* **Records excerpted from a collection**:
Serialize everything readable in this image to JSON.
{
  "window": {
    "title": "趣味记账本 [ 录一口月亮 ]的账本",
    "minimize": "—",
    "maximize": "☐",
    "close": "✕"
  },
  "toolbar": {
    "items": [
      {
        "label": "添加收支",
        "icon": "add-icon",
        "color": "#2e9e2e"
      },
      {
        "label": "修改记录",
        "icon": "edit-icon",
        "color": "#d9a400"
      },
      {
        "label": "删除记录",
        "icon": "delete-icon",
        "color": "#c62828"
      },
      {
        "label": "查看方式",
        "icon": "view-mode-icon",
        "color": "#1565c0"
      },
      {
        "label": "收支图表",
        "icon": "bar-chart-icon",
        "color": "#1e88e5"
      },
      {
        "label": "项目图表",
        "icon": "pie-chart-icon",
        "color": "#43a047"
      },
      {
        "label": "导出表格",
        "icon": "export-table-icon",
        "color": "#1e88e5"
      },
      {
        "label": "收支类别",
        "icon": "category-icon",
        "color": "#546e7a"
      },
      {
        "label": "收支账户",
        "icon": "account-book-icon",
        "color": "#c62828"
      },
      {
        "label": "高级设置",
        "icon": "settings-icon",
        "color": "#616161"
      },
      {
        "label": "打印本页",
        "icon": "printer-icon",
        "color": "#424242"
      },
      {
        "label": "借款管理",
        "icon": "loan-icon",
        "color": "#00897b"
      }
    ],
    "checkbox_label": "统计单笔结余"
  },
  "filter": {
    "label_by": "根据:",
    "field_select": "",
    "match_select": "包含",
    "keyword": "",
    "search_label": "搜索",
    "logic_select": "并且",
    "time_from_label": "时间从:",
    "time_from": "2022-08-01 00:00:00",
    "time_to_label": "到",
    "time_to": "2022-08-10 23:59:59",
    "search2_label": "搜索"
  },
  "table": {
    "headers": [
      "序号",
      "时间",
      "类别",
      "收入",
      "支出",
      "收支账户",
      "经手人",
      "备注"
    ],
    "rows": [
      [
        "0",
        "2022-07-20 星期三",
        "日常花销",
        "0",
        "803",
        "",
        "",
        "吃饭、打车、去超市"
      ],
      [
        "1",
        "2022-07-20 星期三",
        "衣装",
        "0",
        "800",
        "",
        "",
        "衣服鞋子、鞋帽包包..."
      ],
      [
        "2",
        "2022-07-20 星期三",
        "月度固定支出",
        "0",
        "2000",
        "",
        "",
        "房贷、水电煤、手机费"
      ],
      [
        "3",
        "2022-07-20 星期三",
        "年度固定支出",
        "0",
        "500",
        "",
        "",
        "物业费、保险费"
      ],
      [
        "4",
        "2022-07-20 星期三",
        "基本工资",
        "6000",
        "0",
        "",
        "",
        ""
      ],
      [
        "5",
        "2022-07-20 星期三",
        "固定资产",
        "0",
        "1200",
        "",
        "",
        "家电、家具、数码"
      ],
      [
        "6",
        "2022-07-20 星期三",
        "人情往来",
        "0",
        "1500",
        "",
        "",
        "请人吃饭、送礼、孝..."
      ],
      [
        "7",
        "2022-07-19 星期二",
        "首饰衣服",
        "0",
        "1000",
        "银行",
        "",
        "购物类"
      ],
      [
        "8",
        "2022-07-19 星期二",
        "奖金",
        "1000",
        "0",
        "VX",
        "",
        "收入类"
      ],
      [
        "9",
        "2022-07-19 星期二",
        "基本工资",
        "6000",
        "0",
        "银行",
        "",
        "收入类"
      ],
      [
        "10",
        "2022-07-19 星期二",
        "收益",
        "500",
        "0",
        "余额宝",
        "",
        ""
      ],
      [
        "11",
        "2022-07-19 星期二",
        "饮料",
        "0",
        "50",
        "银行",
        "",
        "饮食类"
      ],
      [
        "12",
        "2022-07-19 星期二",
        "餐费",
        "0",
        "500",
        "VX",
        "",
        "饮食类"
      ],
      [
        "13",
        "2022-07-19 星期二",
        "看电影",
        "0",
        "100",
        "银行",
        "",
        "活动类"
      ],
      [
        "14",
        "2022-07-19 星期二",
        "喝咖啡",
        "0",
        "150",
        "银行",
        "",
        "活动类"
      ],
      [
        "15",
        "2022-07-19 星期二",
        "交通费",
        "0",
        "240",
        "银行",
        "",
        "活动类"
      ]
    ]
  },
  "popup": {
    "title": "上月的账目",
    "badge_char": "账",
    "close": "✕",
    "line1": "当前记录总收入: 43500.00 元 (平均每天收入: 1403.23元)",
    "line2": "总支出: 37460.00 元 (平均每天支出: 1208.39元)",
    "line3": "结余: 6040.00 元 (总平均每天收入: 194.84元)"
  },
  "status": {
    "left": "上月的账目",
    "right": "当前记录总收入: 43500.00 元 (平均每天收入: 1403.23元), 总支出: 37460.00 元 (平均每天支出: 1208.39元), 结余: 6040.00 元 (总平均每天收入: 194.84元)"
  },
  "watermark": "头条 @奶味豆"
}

* **Task description**: Transcribe all entries exactly as they are given.

* **Solved problem**:
Serialize everything readable in this image to JSON.
{
  "window": {
    "title": "趣味记账本 [ 录一口月亮 ]的账本",
    "minimize": "—",
    "maximize": "☐",
    "close": "✕"
  },
  "toolbar": {
    "items": [
      {
        "label": "添加收支",
        "icon": "add-icon",
        "color": "#2e9e2e"
      },
      {
        "label": "修改记录",
        "icon": "edit-icon",
        "color": "#d9a400"
      },
      {
        "label": "删除记录",
        "icon": "delete-icon",
        "color": "#c62828"
      },
      {
        "label": "查看方式",
        "icon": "view-mode-icon",
        "color": "#1565c0"
      },
      {
        "label": "收支图表",
        "icon": "bar-chart-icon",
        "color": "#1e88e5"
      },
      {
        "label": "项目图表",
        "icon": "pie-chart-icon",
        "color": "#43a047"
      },
      {
        "label": "导出表格",
        "icon": "export-table-icon",
        "color": "#1e88e5"
      },
      {
        "label": "收支类别",
        "icon": "category-icon",
        "color": "#546e7a"
      },
      {
        "label": "收支账户",
        "icon": "account-book-icon",
        "color": "#c62828"
      },
      {
        "label": "高级设置",
        "icon": "settings-icon",
        "color": "#616161"
      },
      {
        "label": "打印本页",
        "icon": "printer-icon",
        "color": "#424242"
      },
      {
        "label": "借款管理",
        "icon": "loan-icon",
        "color": "#00897b"
      }
    ],
    "checkbox_label": "统计单笔结余"
  },
  "filter": {
    "label_by": "根据:",
    "field_select": "",
    "match_select": "包含",
    "keyword": "",
    "search_label": "搜索",
    "logic_select": "并且",
    "time_from_label": "时间从:",
    "time_from": "2022-08-01 00:00:00",
    "time_to_label": "到",
    "time_to": "2022-08-10 23:59:59",
    "search2_label": "搜索"
  },
  "table": {
    "headers": [
      "序号",
      "时间",
      "类别",
      "收入",
      "支出",
      "收支账户",
      "经手人",
      "备注"
    ],
    "rows": [
      [
        "0",
        "2022-07-20 星期三",
        "日常花销",
        "0",
        "803",
        "",
        "",
        "吃饭、打车、去超市"
      ],
      [
        "1",
        "2022-07-20 星期三",
        "衣装",
        "0",
        "800",
        "",
        "",
        "衣服鞋子、鞋帽包包..."
      ],
      [
        "2",
        "2022-07-20 星期三",
        "月度固定支出",
        "0",
        "2000",
        "",
        "",
        "房贷、水电煤、手机费"
      ],
      [
        "3",
        "2022-07-20 星期三",
        "年度固定支出",
        "0",
        "500",
        "",
        "",
        "物业费、保险费"
      ],
      [
        "4",
        "2022-07-20 星期三",
        "基本工资",
        "6000",
        "0",
        "",
        "",
        ""
      ],
      [
        "5",
        "2022-07-20 星期三",
        "固定资产",
        "0",
        "1200",
        "",
        "",
        "家电、家具、数码"
      ],
      [
        "6",
        "2022-07-20 星期三",
        "人情往来",
        "0",
        "1500",
        "",
        "",
        "请人吃饭、送礼、孝..."
      ],
      [
        "7",
        "2022-07-19 星期二",
        "首饰衣服",
        "0",
        "1000",
        "银行",
        "",
        "购物类"
      ],
      [
        "8",
        "2022-07-19 星期二",
        "奖金",
        "1000",
        "0",
        "VX",
        "",
        "收入类"
      ],
      [
        "9",
        "2022-07-19 星期二",
        "基本工资",
        "6000",
        "0",
        "银行",
        "",
        "收入类"
      ],
      [
        "10",
        "2022-07-19 星期二",
        "收益",
        "500",
        "0",
        "余额宝",
        "",
        ""
      ],
      [
        "11",
        "2022-07-19 星期二",
        "饮料",
        "0",
        "50",
        "银行",
        "",
        "饮食类"
      ],
      [
        "12",
        "2022-07-19 星期二",
        "餐费",
        "0",
        "500",
        "VX",
        "",
        "饮食类"
      ],
      [
        "13",
        "2022-07-19 星期二",
        "看电影",
        "0",
        "100",
        "银行",
        "",
        "活动类"
      ],
      [
        "14",
        "2022-07-19 星期二",
        "喝咖啡",
        "0",
        "150",
        "银行",
        "",
        "活动类"
      ],
      [
        "15",
        "2022-07-19 星期二",
        "交通费",
        "0",
        "240",
        "银行",
        "",
        "活动类"
      ]
    ]
  },
  "popup": {
    "title": "上月的账目",
    "badge_char": "账",
    "close": "✕",
    "line1": "当前记录总收入: 43500.00 元 (平均每天收入: 1403.23元)",
    "line2": "总支出: 37460.00 元 (平均每天支出: 1208.39元)",
    "line3": "结余: 6040.00 元 (总平均每天收入: 194.84元)"
  },
  "status": {
    "left": "上月的账目",
    "right": "当前记录总收入: 43500.00 元 (平均每天收入: 1403.23元), 总支出: 37460.00 元 (平均每天支出: 1208.39元), 结余: 6040.00 元 (总平均每天收入: 194.84元)"
  },
  "watermark": "头条 @奶味豆"
}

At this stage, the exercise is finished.